Task to carry out
Omit every picture, then give all the entries again exactly.

Data entries
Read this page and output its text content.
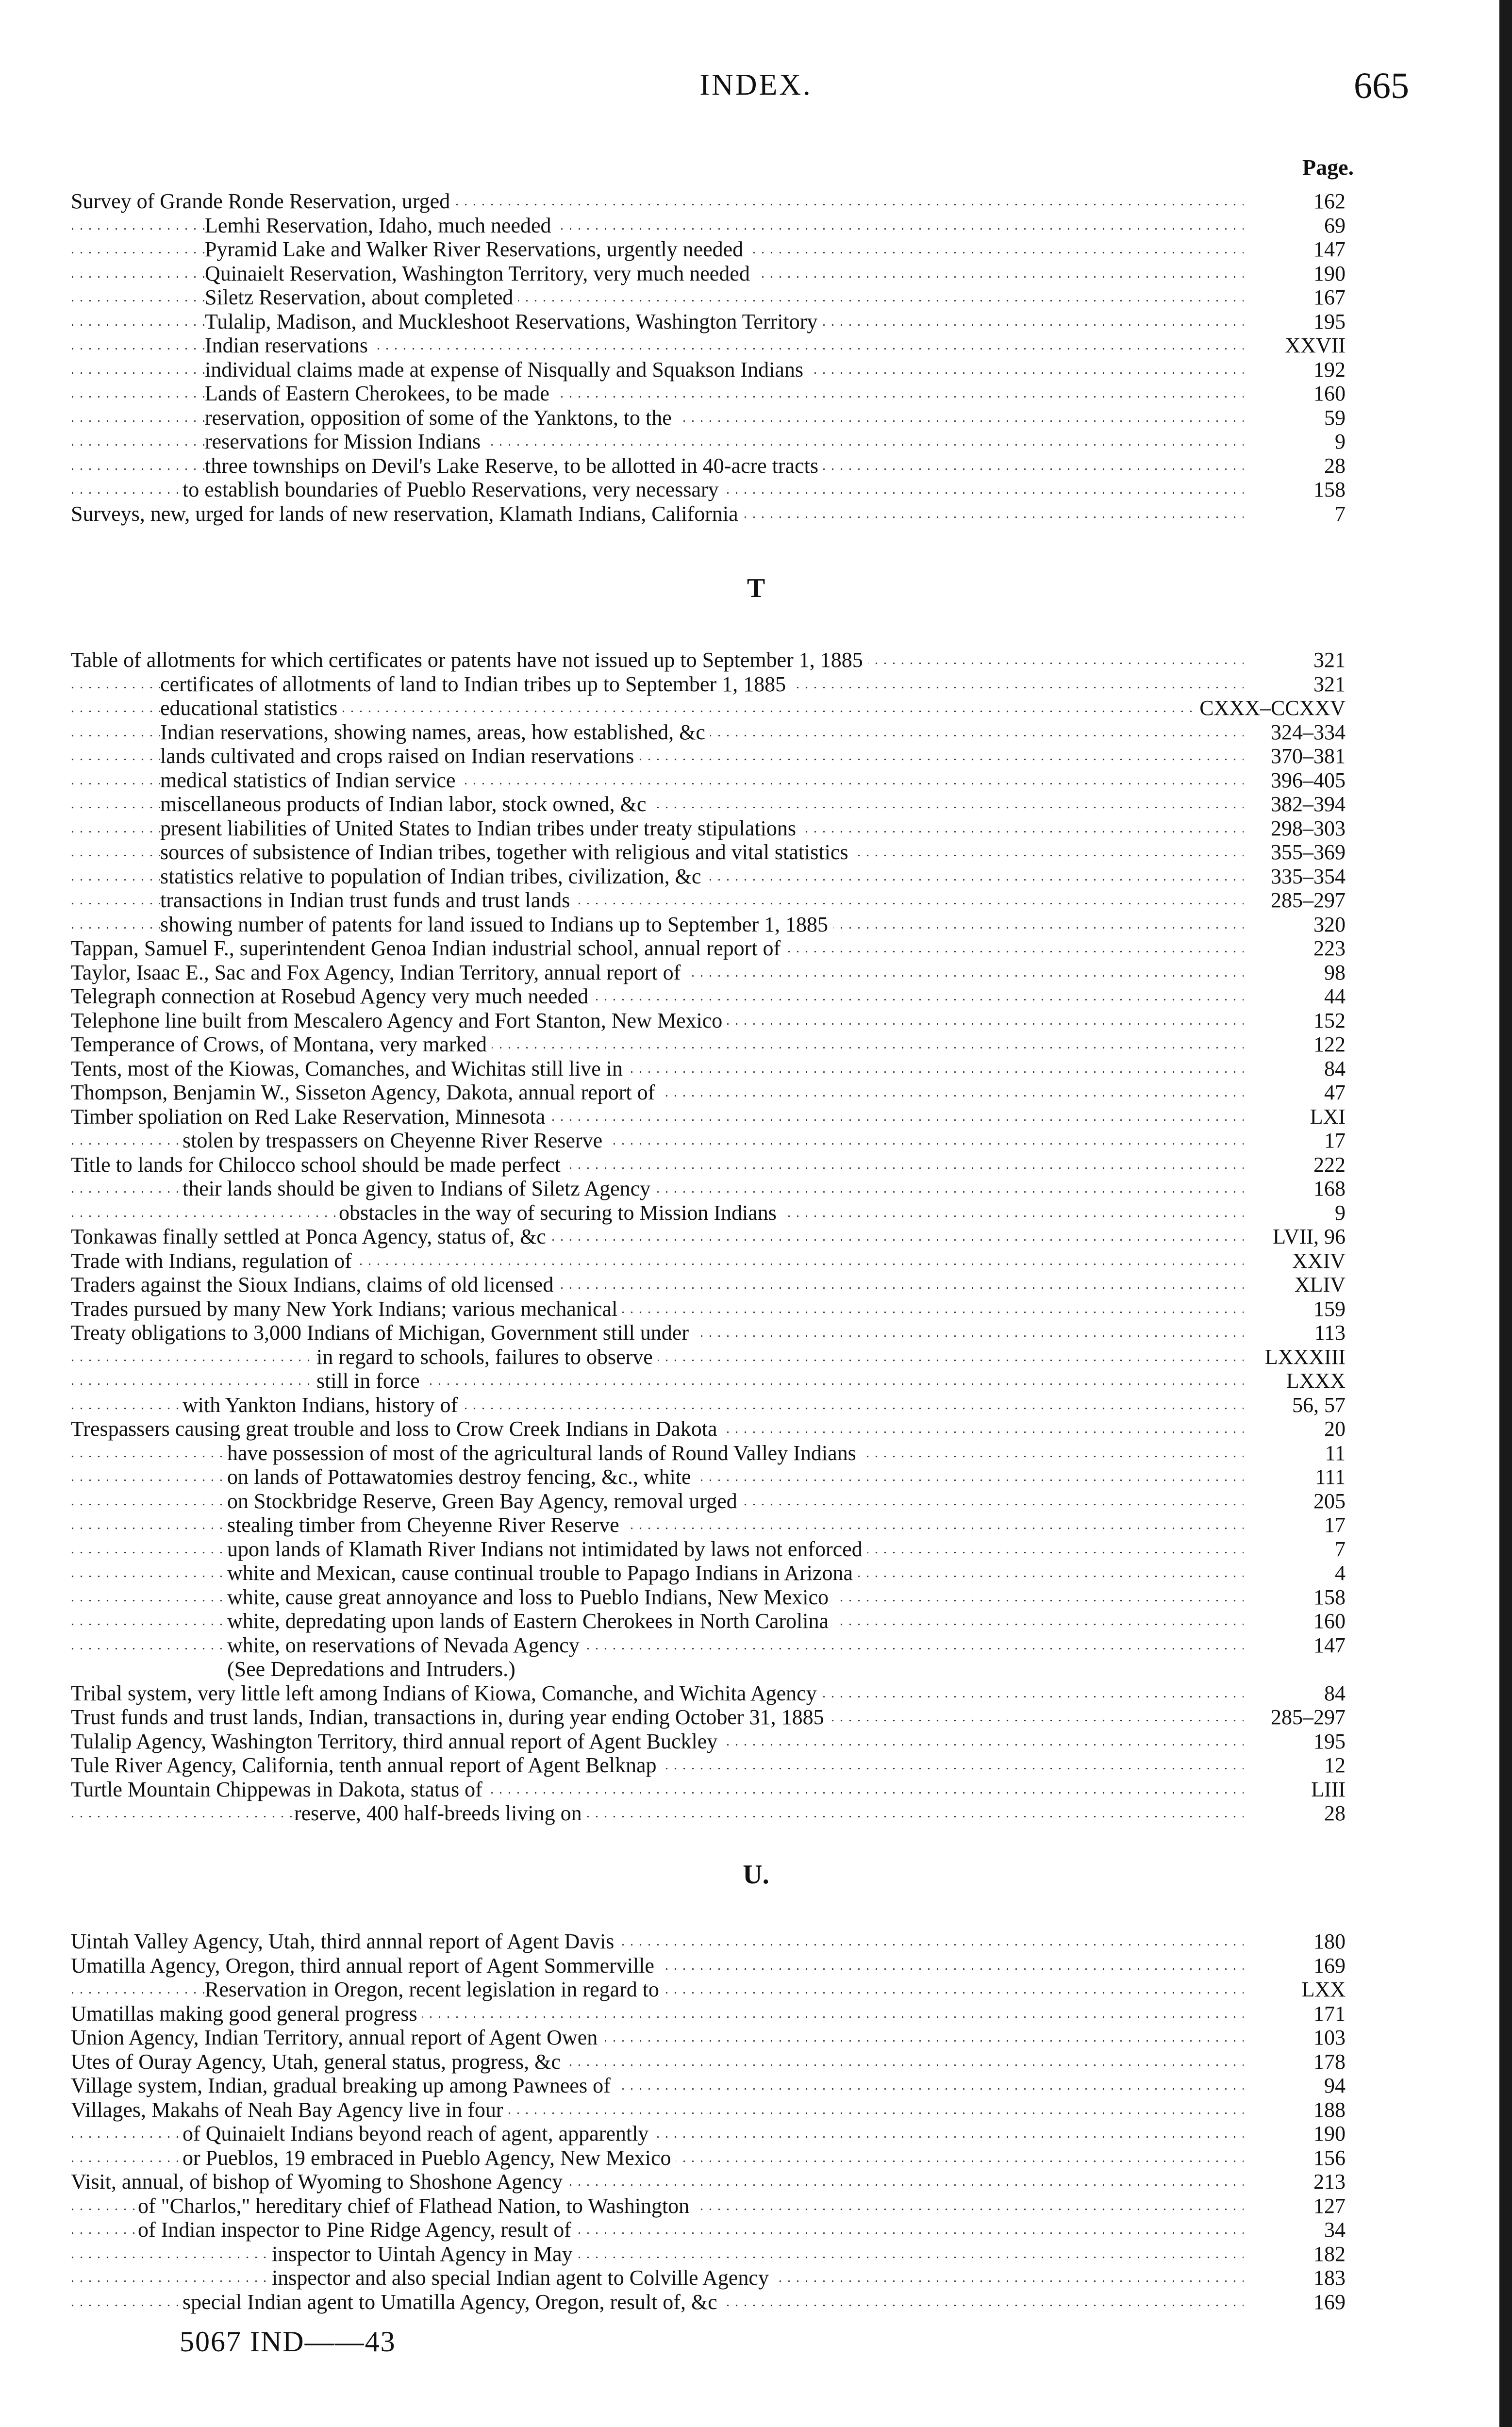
INDEX.	665
Page.
Survey of Grande Ronde Reservation, urged . . .	162
Lemhi Reservation, Idaho, much needed . . .	69
Pyramid Lake and Walker River Reservations, urgently needed . . .	147
Quinaielt Reservation, Washington Territory, very much needed . . .	190
Siletz Reservation, about completed . . .	167
Tulalip, Madison, and Muckleshoot Reservations, Washington Territory . . .	195
Indian reservations . . .	XXVII
individual claims made at expense of Nisqually and Squakson Indians . . .	192
Lands of Eastern Cherokees, to be made . . .	160
reservation, opposition of some of the Yanktons, to the . . .	59
reservations for Mission Indians . . .	9
three townships on Devil's Lake Reserve, to be allotted in 40-acre tracts . . .	28
to establish boundaries of Pueblo Reservations, very necessary . . .	158
Surveys, new, urged for lands of new reservation, Klamath Indians, California . . .	7
T
Table of allotments for which certificates or patents have not issued up to September 1, 1885 . . .	321
certificates of allotments of land to Indian tribes up to September 1, 1885 . . .	321
educational statistics . . .	CXXX–CCXXV
Indian reservations, showing names, areas, how established, &c . . .	324–334
lands cultivated and crops raised on Indian reservations . . .	370–381
medical statistics of Indian service . . .	396–405
miscellaneous products of Indian labor, stock owned, &c . . .	382–394
present liabilities of United States to Indian tribes under treaty stipulations . . .	298–303
sources of subsistence of Indian tribes, together with religious and vital statistics . . .	355–369
statistics relative to population of Indian tribes, civilization, &c . . .	335–354
transactions in Indian trust funds and trust lands . . .	285–297
showing number of patents for land issued to Indians up to September 1, 1885 . . .	320
Tappan, Samuel F., superintendent Genoa Indian industrial school, annual report of . . .	223
Taylor, Isaac E., Sac and Fox Agency, Indian Territory, annual report of . . .	98
Telegraph connection at Rosebud Agency very much needed . . .	44
Telephone line built from Mescalero Agency and Fort Stanton, New Mexico . . .	152
Temperance of Crows, of Montana, very marked . . .	122
Tents, most of the Kiowas, Comanches, and Wichitas still live in . . .	84
Thompson, Benjamin W., Sisseton Agency, Dakota, annual report of . . .	47
Timber spoliation on Red Lake Reservation, Minnesota . . .	LXI
stolen by trespassers on Cheyenne River Reserve . . .	17
Title to lands for Chilocco school should be made perfect . . .	222
their lands should be given to Indians of Siletz Agency . . .	168
obstacles in the way of securing to Mission Indians . . .	9
Tonkawas finally settled at Ponca Agency, status of, &c . . .	LVII, 96
Trade with Indians, regulation of . . .	XXIV
Traders against the Sioux Indians, claims of old licensed . . .	XLIV
Trades pursued by many New York Indians; various mechanical . . .	159
Treaty obligations to 3,000 Indians of Michigan, Government still under . . .	113
in regard to schools, failures to observe . . .	LXXXIII
still in force . . .	LXXX
with Yankton Indians, history of . . .	56, 57
Trespassers causing great trouble and loss to Crow Creek Indians in Dakota . . .	20
have possession of most of the agricultural lands of Round Valley Indians . . .	11
on lands of Pottawatomies destroy fencing, &c., white . . .	111
on Stockbridge Reserve, Green Bay Agency, removal urged . . .	205
stealing timber from Cheyenne River Reserve . . .	17
upon lands of Klamath River Indians not intimidated by laws not enforced . . .	7
white and Mexican, cause continual trouble to Papago Indians in Arizona . . .	4
white, cause great annoyance and loss to Pueblo Indians, New Mexico . . .	158
white, depredating upon lands of Eastern Cherokees in North Carolina . . .	160
white, on reservations of Nevada Agency . . .	147
(See Depredations and Intruders.)
Tribal system, very little left among Indians of Kiowa, Comanche, and Wichita Agency . . .	84
Trust funds and trust lands, Indian, transactions in, during year ending October 31, 1885 . . .	285–297
Tulalip Agency, Washington Territory, third annual report of Agent Buckley . . .	195
Tule River Agency, California, tenth annual report of Agent Belknap . . .	12
Turtle Mountain Chippewas in Dakota, status of . . .	LIII
reserve, 400 half-breeds living on . . .	28
U.
Uintah Valley Agency, Utah, third annnal report of Agent Davis . . .	180
Umatilla Agency, Oregon, third annual report of Agent Sommerville . . .	169
Reservation in Oregon, recent legislation in regard to . . .	LXX
Umatillas making good general progress . . .	171
Union Agency, Indian Territory, annual report of Agent Owen . . .	103
Utes of Ouray Agency, Utah, general status, progress, &c . . .	178
Village system, Indian, gradual breaking up among Pawnees of . . .	94
Villages, Makahs of Neah Bay Agency live in four . . .	188
of Quinaielt Indians beyond reach of agent, apparently . . .	190
or Pueblos, 19 embraced in Pueblo Agency, New Mexico . . .	156
Visit, annual, of bishop of Wyoming to Shoshone Agency . . .	213
of "Charlos," hereditary chief of Flathead Nation, to Washington . . .	127
of Indian inspector to Pine Ridge Agency, result of . . .	34
inspector to Uintah Agency in May . . .	182
inspector and also special Indian agent to Colville Agency . . .	183
special Indian agent to Umatilla Agency, Oregon, result of, &c . . .	169
5067 IND——43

Response to the exercise
Read this page and output its text content.
INDEX.	665
Page.
Survey of Grande Ronde Reservation, urged . . .	162
Lemhi Reservation, Idaho, much needed . . .	69
Pyramid Lake and Walker River Reservations, urgently needed . . .	147
Quinaielt Reservation, Washington Territory, very much needed . . .	190
Siletz Reservation, about completed . . .	167
Tulalip, Madison, and Muckleshoot Reservations, Washington Territory . . .	195
Indian reservations . . .	XXVII
individual claims made at expense of Nisqually and Squakson Indians . . .	192
Lands of Eastern Cherokees, to be made . . .	160
reservation, opposition of some of the Yanktons, to the . . .	59
reservations for Mission Indians . . .	9
three townships on Devil's Lake Reserve, to be allotted in 40-acre tracts . . .	28
to establish boundaries of Pueblo Reservations, very necessary . . .	158
Surveys, new, urged for lands of new reservation, Klamath Indians, California . . .	7
T
Table of allotments for which certificates or patents have not issued up to September 1, 1885 . . .	321
certificates of allotments of land to Indian tribes up to September 1, 1885 . . .	321
educational statistics . . .	CXXX–CCXXV
Indian reservations, showing names, areas, how established, &c . . .	324–334
lands cultivated and crops raised on Indian reservations . . .	370–381
medical statistics of Indian service . . .	396–405
miscellaneous products of Indian labor, stock owned, &c . . .	382–394
present liabilities of United States to Indian tribes under treaty stipulations . . .	298–303
sources of subsistence of Indian tribes, together with religious and vital statistics . . .	355–369
statistics relative to population of Indian tribes, civilization, &c . . .	335–354
transactions in Indian trust funds and trust lands . . .	285–297
showing number of patents for land issued to Indians up to September 1, 1885 . . .	320
Tappan, Samuel F., superintendent Genoa Indian industrial school, annual report of . . .	223
Taylor, Isaac E., Sac and Fox Agency, Indian Territory, annual report of . . .	98
Telegraph connection at Rosebud Agency very much needed . . .	44
Telephone line built from Mescalero Agency and Fort Stanton, New Mexico . . .	152
Temperance of Crows, of Montana, very marked . . .	122
Tents, most of the Kiowas, Comanches, and Wichitas still live in . . .	84
Thompson, Benjamin W., Sisseton Agency, Dakota, annual report of . . .	47
Timber spoliation on Red Lake Reservation, Minnesota . . .	LXI
stolen by trespassers on Cheyenne River Reserve . . .	17
Title to lands for Chilocco school should be made perfect . . .	222
their lands should be given to Indians of Siletz Agency . . .	168
obstacles in the way of securing to Mission Indians . . .	9
Tonkawas finally settled at Ponca Agency, status of, &c . . .	LVII, 96
Trade with Indians, regulation of . . .	XXIV
Traders against the Sioux Indians, claims of old licensed . . .	XLIV
Trades pursued by many New York Indians; various mechanical . . .	159
Treaty obligations to 3,000 Indians of Michigan, Government still under . . .	113
in regard to schools, failures to observe . . .	LXXXIII
still in force . . .	LXXX
with Yankton Indians, history of . . .	56, 57
Trespassers causing great trouble and loss to Crow Creek Indians in Dakota . . .	20
have possession of most of the agricultural lands of Round Valley Indians . . .	11
on lands of Pottawatomies destroy fencing, &c., white . . .	111
on Stockbridge Reserve, Green Bay Agency, removal urged . . .	205
stealing timber from Cheyenne River Reserve . . .	17
upon lands of Klamath River Indians not intimidated by laws not enforced . . .	7
white and Mexican, cause continual trouble to Papago Indians in Arizona . . .	4
white, cause great annoyance and loss to Pueblo Indians, New Mexico . . .	158
white, depredating upon lands of Eastern Cherokees in North Carolina . . .	160
white, on reservations of Nevada Agency . . .	147
(See Depredations and Intruders.)
Tribal system, very little left among Indians of Kiowa, Comanche, and Wichita Agency . . .	84
Trust funds and trust lands, Indian, transactions in, during year ending October 31, 1885 . . .	285–297
Tulalip Agency, Washington Territory, third annual report of Agent Buckley . . .	195
Tule River Agency, California, tenth annual report of Agent Belknap . . .	12
Turtle Mountain Chippewas in Dakota, status of . . .	LIII
reserve, 400 half-breeds living on . . .	28
U.
Uintah Valley Agency, Utah, third annnal report of Agent Davis . . .	180
Umatilla Agency, Oregon, third annual report of Agent Sommerville . . .	169
Reservation in Oregon, recent legislation in regard to . . .	LXX
Umatillas making good general progress . . .	171
Union Agency, Indian Territory, annual report of Agent Owen . . .	103
Utes of Ouray Agency, Utah, general status, progress, &c . . .	178
Village system, Indian, gradual breaking up among Pawnees of . . .	94
Villages, Makahs of Neah Bay Agency live in four . . .	188
of Quinaielt Indians beyond reach of agent, apparently . . .	190
or Pueblos, 19 embraced in Pueblo Agency, New Mexico . . .	156
Visit, annual, of bishop of Wyoming to Shoshone Agency . . .	213
of "Charlos," hereditary chief of Flathead Nation, to Washington . . .	127
of Indian inspector to Pine Ridge Agency, result of . . .	34
inspector to Uintah Agency in May . . .	182
inspector and also special Indian agent to Colville Agency . . .	183
special Indian agent to Umatilla Agency, Oregon, result of, &c . . .	169
5067 IND——43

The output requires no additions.